___ Given records ___

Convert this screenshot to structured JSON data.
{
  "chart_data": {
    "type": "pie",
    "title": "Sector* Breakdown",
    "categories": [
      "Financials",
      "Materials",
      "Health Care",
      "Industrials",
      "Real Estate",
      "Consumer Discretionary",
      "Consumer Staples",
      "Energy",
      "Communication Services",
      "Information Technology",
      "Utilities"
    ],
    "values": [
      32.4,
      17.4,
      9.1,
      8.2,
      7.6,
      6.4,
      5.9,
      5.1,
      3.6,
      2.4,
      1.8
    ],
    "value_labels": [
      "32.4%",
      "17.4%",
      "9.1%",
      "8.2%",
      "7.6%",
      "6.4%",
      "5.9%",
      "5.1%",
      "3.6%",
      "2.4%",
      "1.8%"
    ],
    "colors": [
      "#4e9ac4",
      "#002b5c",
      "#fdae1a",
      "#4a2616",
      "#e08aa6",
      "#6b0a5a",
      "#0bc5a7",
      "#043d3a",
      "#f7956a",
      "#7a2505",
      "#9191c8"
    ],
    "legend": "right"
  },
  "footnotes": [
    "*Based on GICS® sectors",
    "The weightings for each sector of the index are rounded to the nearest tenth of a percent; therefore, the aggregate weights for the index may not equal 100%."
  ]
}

___

What to do: From the material, report only how many lines include the word "Consumer".

Problem solution: 2